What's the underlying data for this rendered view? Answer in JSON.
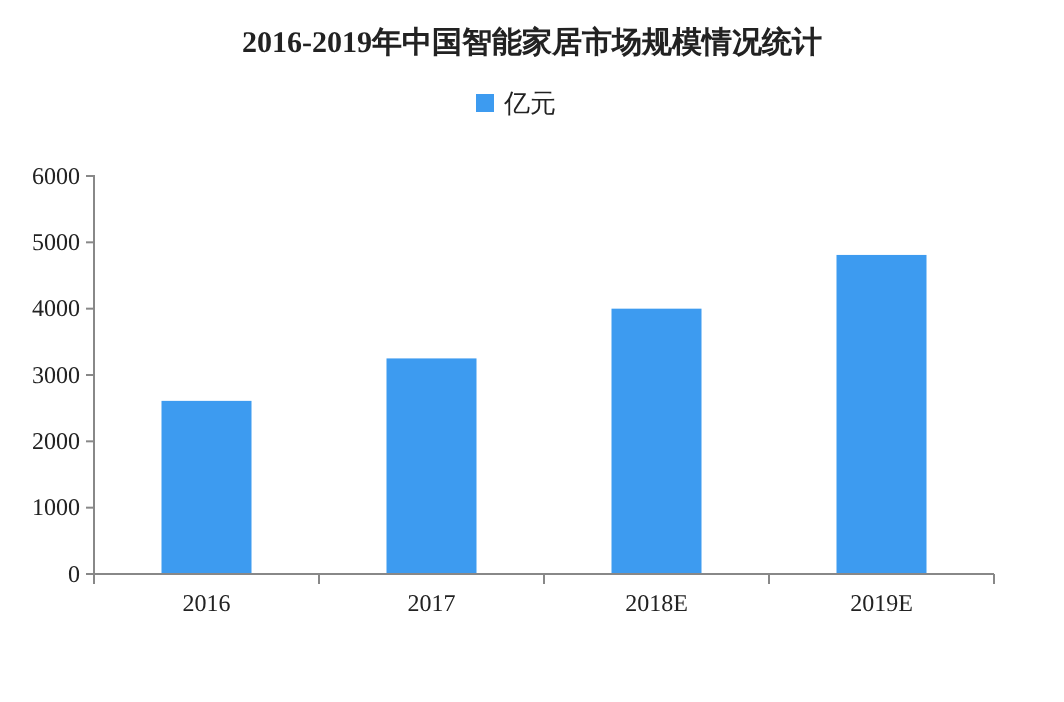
{
  "chart_data": {
    "type": "bar",
    "title": "2016-2019年中国智能家居市场规模情况统计",
    "categories": [
      "2016",
      "2017",
      "2018E",
      "2019E"
    ],
    "series": [
      {
        "name": "亿元",
        "color": "#3d9bf0",
        "values": [
          2610,
          3250,
          4000,
          4810
        ]
      }
    ],
    "ylim": [
      0,
      6000
    ],
    "yticks": [
      0,
      1000,
      2000,
      3000,
      4000,
      5000,
      6000
    ],
    "grid": false,
    "legend": "top"
  }
}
※ ※ ※
Transcribe all the records above word for word, without their images.

The response:
What's the underlying data for this rendered view? Answer in JSON.
{
  "chart_data": {
    "type": "bar",
    "title": "2016-2019年中国智能家居市场规模情况统计",
    "categories": [
      "2016",
      "2017",
      "2018E",
      "2019E"
    ],
    "series": [
      {
        "name": "亿元",
        "color": "#3d9bf0",
        "values": [
          2610,
          3250,
          4000,
          4810
        ]
      }
    ],
    "ylim": [
      0,
      6000
    ],
    "yticks": [
      0,
      1000,
      2000,
      3000,
      4000,
      5000,
      6000
    ],
    "grid": false,
    "legend": "top"
  }
}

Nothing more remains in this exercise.